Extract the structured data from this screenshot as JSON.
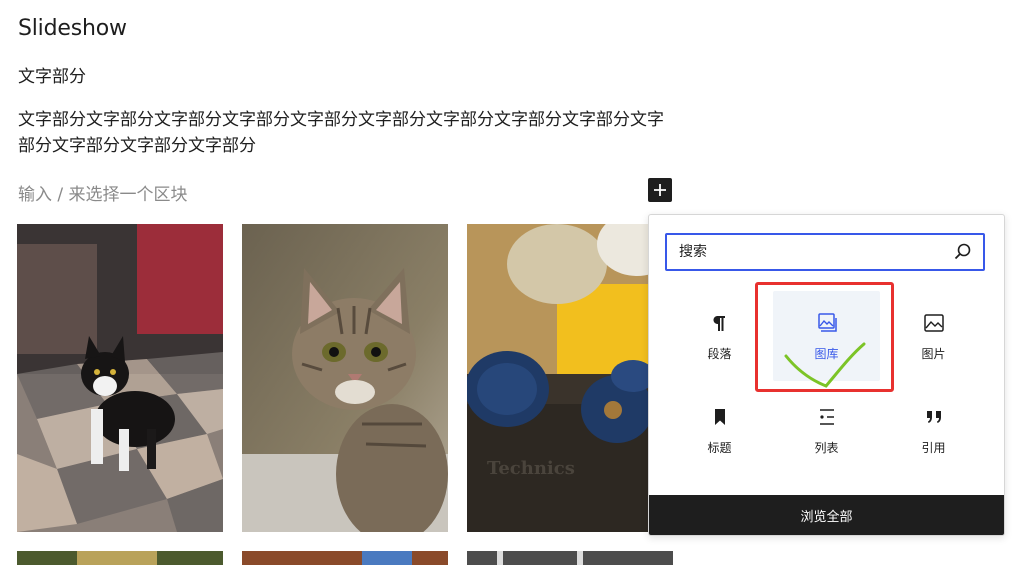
{
  "post": {
    "title": "Slideshow",
    "short_text": "文字部分",
    "paragraph": "文字部分文字部分文字部分文字部分文字部分文字部分文字部分文字部分文字部分文字部分文字部分文字部分文字部分",
    "block_placeholder": "输入 / 来选择一个区块"
  },
  "inserter": {
    "search_placeholder": "搜索",
    "blocks": [
      {
        "id": "paragraph",
        "label": "段落",
        "icon": "pilcrow-icon"
      },
      {
        "id": "gallery",
        "label": "图库",
        "icon": "gallery-icon",
        "active": true
      },
      {
        "id": "image",
        "label": "图片",
        "icon": "image-icon"
      },
      {
        "id": "heading",
        "label": "标题",
        "icon": "bookmark-icon"
      },
      {
        "id": "list",
        "label": "列表",
        "icon": "list-icon"
      },
      {
        "id": "quote",
        "label": "引用",
        "icon": "quote-icon"
      }
    ],
    "browse_all": "浏览全部"
  },
  "colors": {
    "accent": "#3858e9",
    "annotation_red": "#e8312f",
    "annotation_green": "#7cc427",
    "dark": "#1e1e1e"
  }
}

Written instruction: Copy out the records above in full, exactly as written, but not the pictures.

Exercise answer:
Extract the structured data from this screenshot as JSON.
{
  "post": {
    "title": "Slideshow",
    "short_text": "文字部分",
    "paragraph": "文字部分文字部分文字部分文字部分文字部分文字部分文字部分文字部分文字部分文字部分文字部分文字部分文字部分",
    "block_placeholder": "输入 / 来选择一个区块"
  },
  "inserter": {
    "search_placeholder": "搜索",
    "blocks": [
      {
        "id": "paragraph",
        "label": "段落",
        "icon": "pilcrow-icon"
      },
      {
        "id": "gallery",
        "label": "图库",
        "icon": "gallery-icon",
        "active": true
      },
      {
        "id": "image",
        "label": "图片",
        "icon": "image-icon"
      },
      {
        "id": "heading",
        "label": "标题",
        "icon": "bookmark-icon"
      },
      {
        "id": "list",
        "label": "列表",
        "icon": "list-icon"
      },
      {
        "id": "quote",
        "label": "引用",
        "icon": "quote-icon"
      }
    ],
    "browse_all": "浏览全部"
  },
  "colors": {
    "accent": "#3858e9",
    "annotation_red": "#e8312f",
    "annotation_green": "#7cc427",
    "dark": "#1e1e1e"
  }
}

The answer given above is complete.